_What to work on_: Copy out the listing that follows, exactly, without its pictures.
:::
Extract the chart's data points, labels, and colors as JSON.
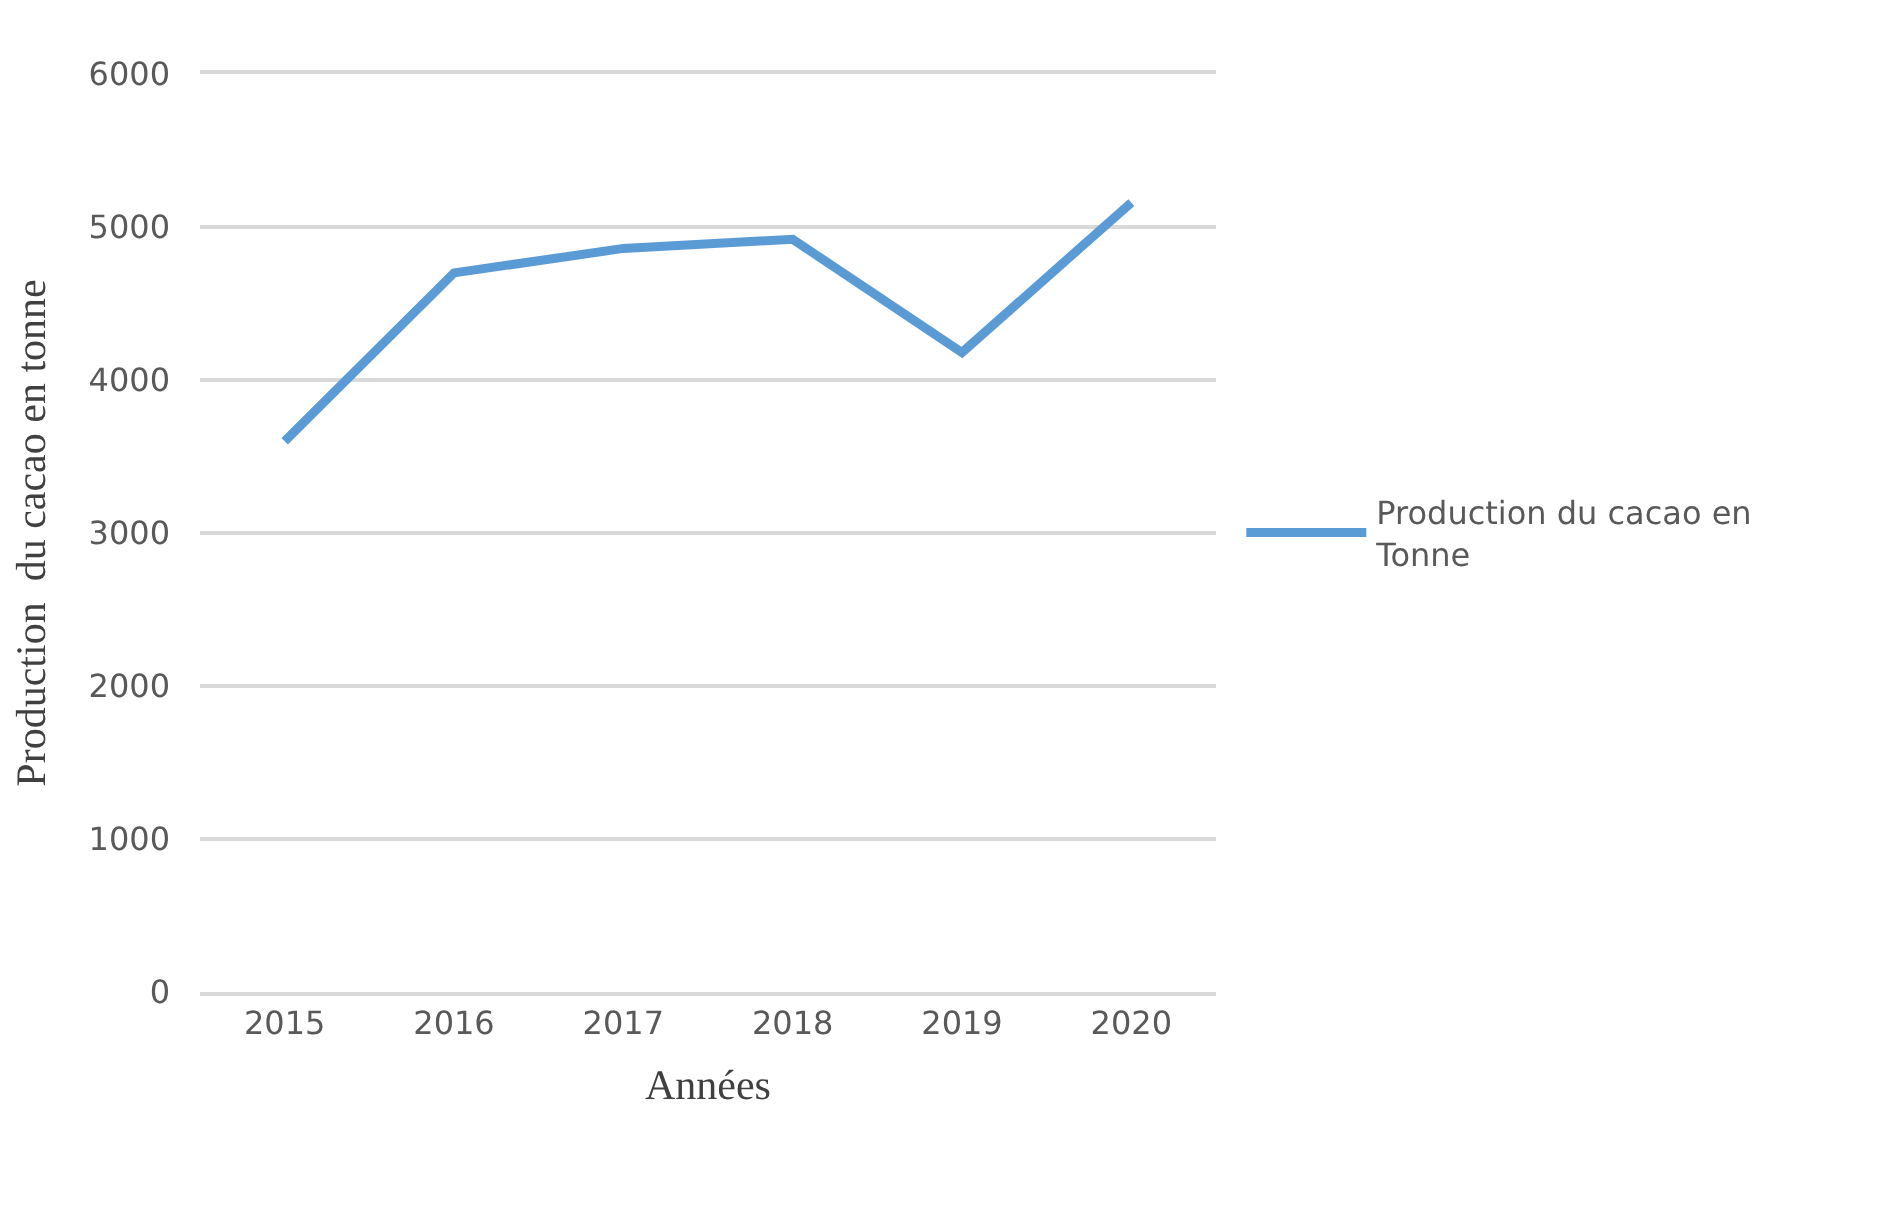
{
  "chart_data": {
    "type": "line",
    "xlabel": "Années",
    "ylabel": "Production  du cacao en tonne",
    "categories": [
      "2015",
      "2016",
      "2017",
      "2018",
      "2019",
      "2020"
    ],
    "series": [
      {
        "name": "Production du cacao en Tonne",
        "color": "#5b9bd5",
        "values": [
          3600,
          4700,
          4860,
          4920,
          4180,
          5160
        ]
      }
    ],
    "ylim": [
      0,
      6000
    ],
    "yticks": [
      0,
      1000,
      2000,
      3000,
      4000,
      5000,
      6000
    ],
    "grid": "y",
    "legend": "right",
    "marker": "none",
    "line_style": "solid"
  }
}
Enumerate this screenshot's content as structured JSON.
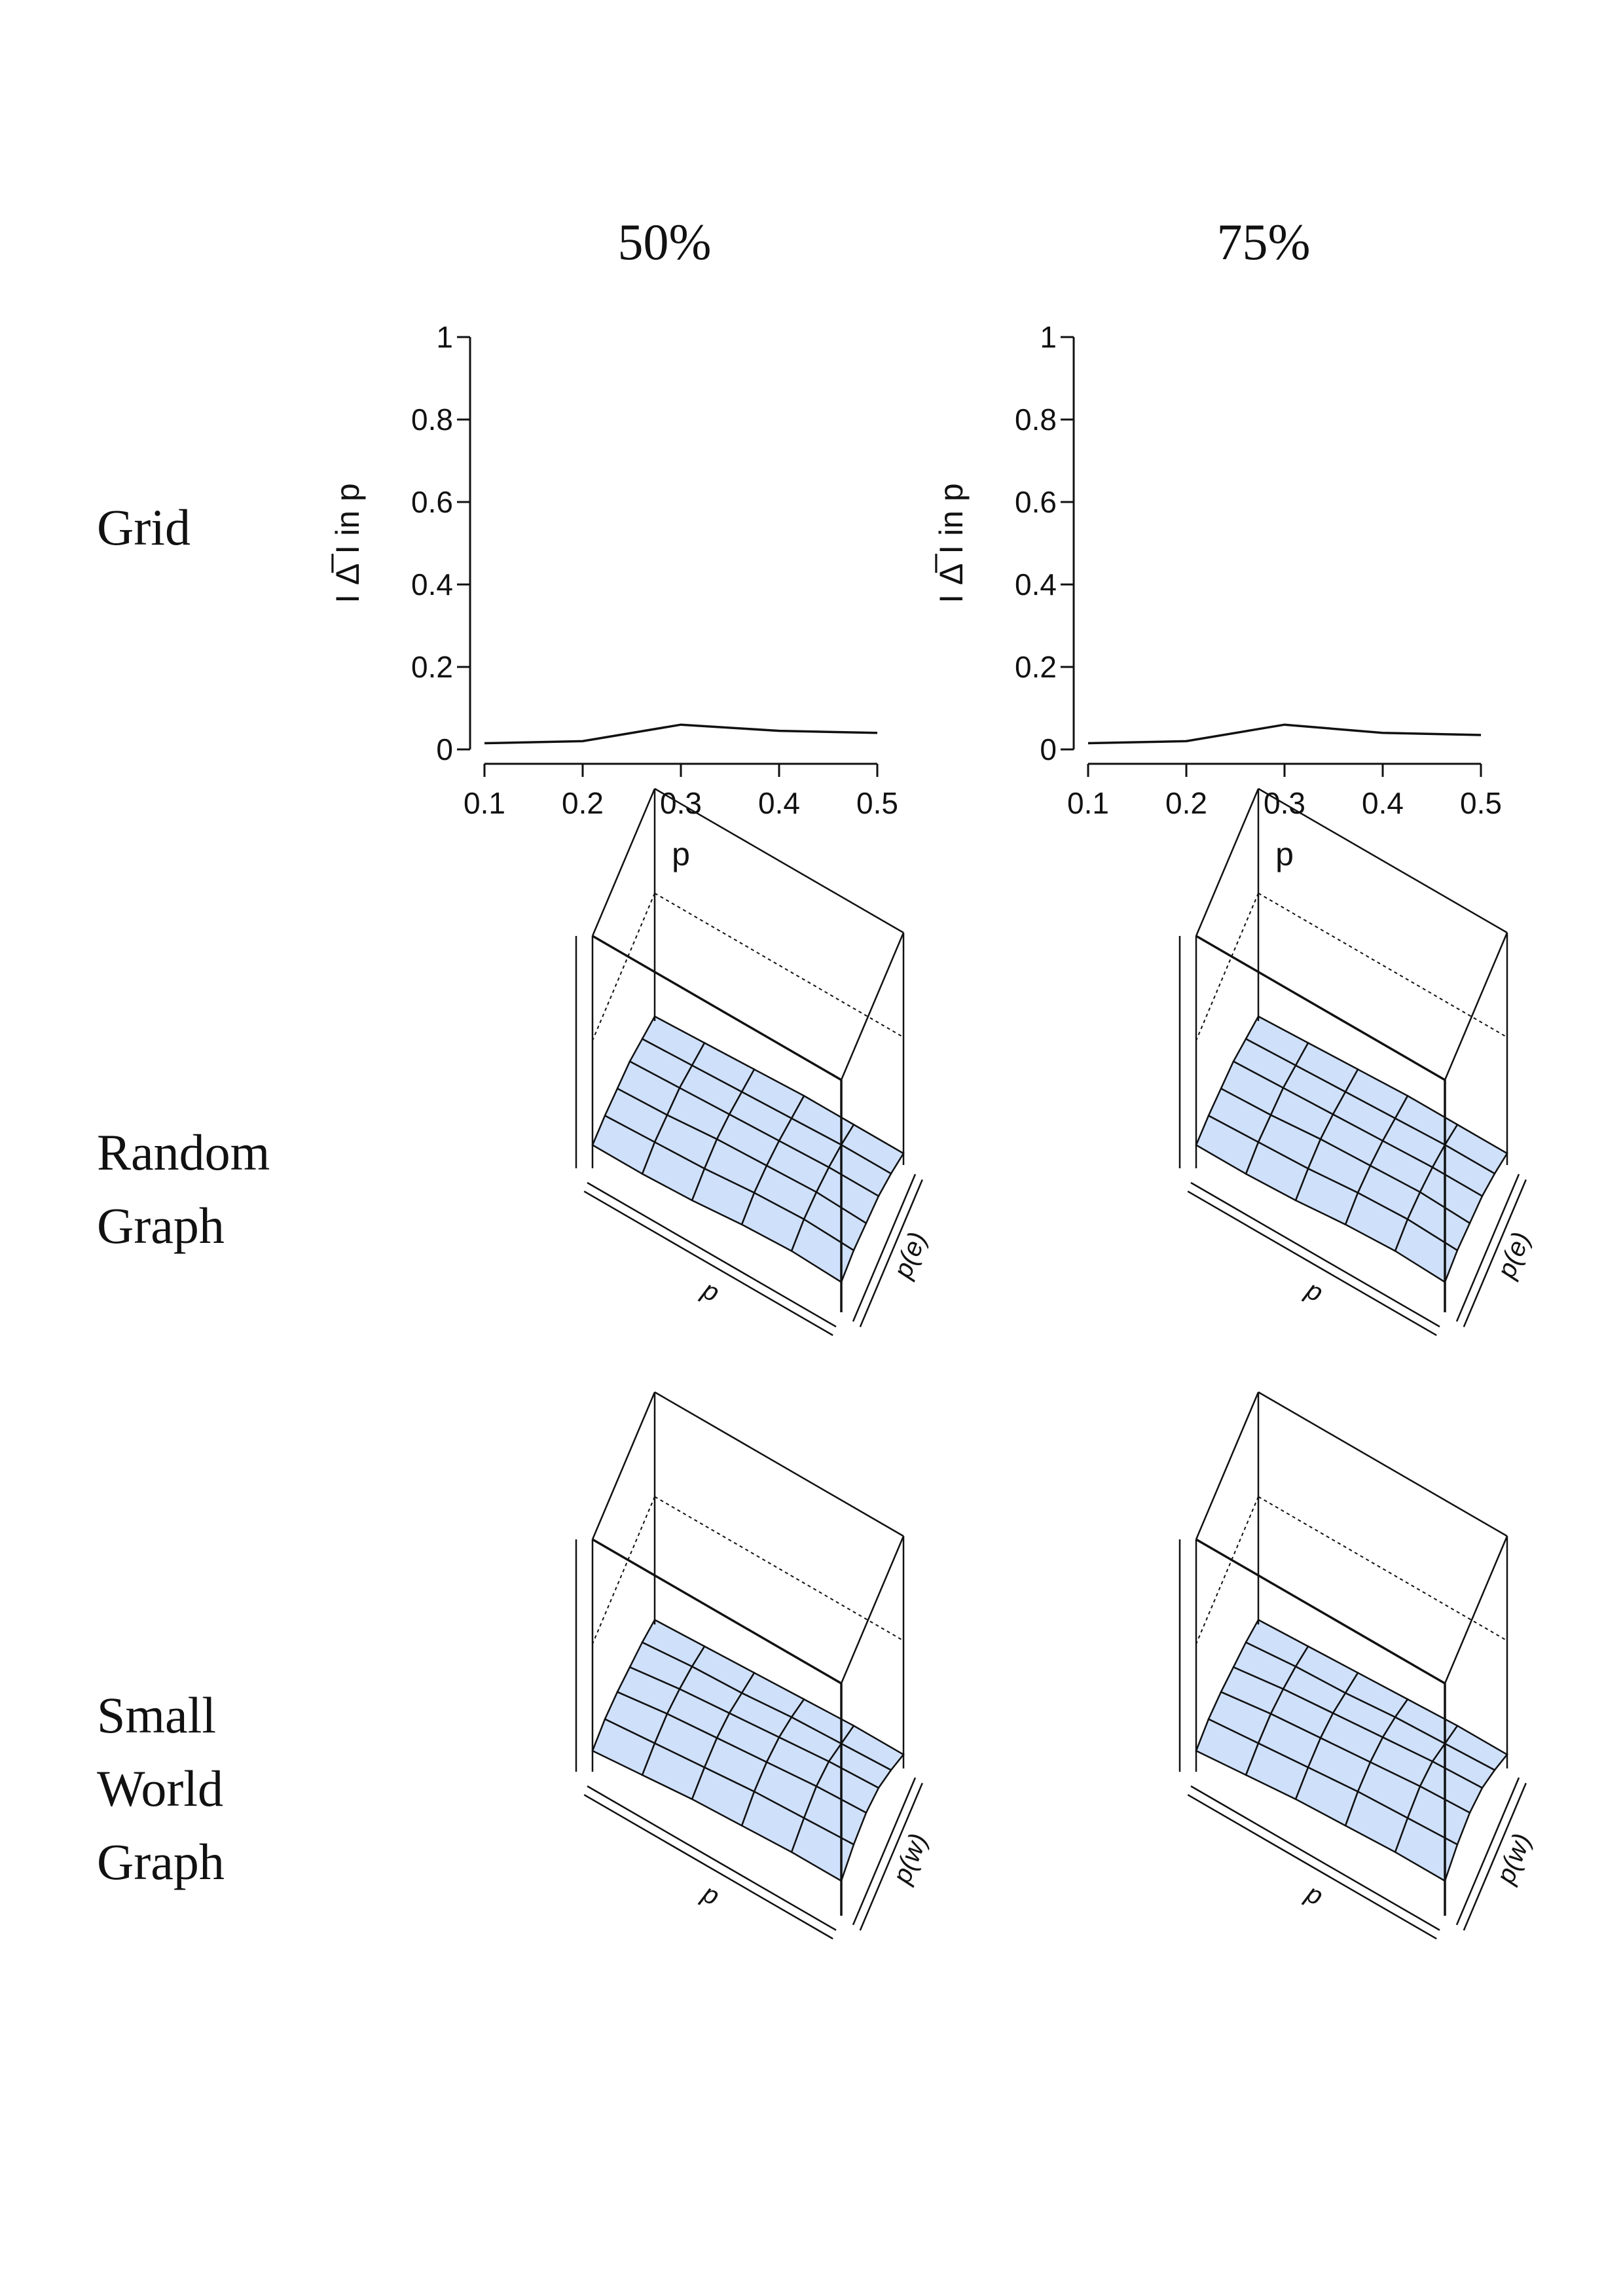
:::
_Task output_:
Extract the chart's data points, labels, and colors as JSON.
{
  "chart_data": {
    "type": "line",
    "xlabel": "Années",
    "ylabel": "Production  du cacao en tonne",
    "categories": [
      "2015",
      "2016",
      "2017",
      "2018",
      "2019",
      "2020"
    ],
    "series": [
      {
        "name": "Production du cacao en Tonne",
        "color": "#5b9bd5",
        "values": [
          3600,
          4700,
          4860,
          4920,
          4180,
          5160
        ]
      }
    ],
    "ylim": [
      0,
      6000
    ],
    "yticks": [
      0,
      1000,
      2000,
      3000,
      4000,
      5000,
      6000
    ],
    "grid": "y",
    "legend": "right",
    "marker": "none",
    "line_style": "solid"
  }
}
Enumerate this screenshot's content as structured JSON.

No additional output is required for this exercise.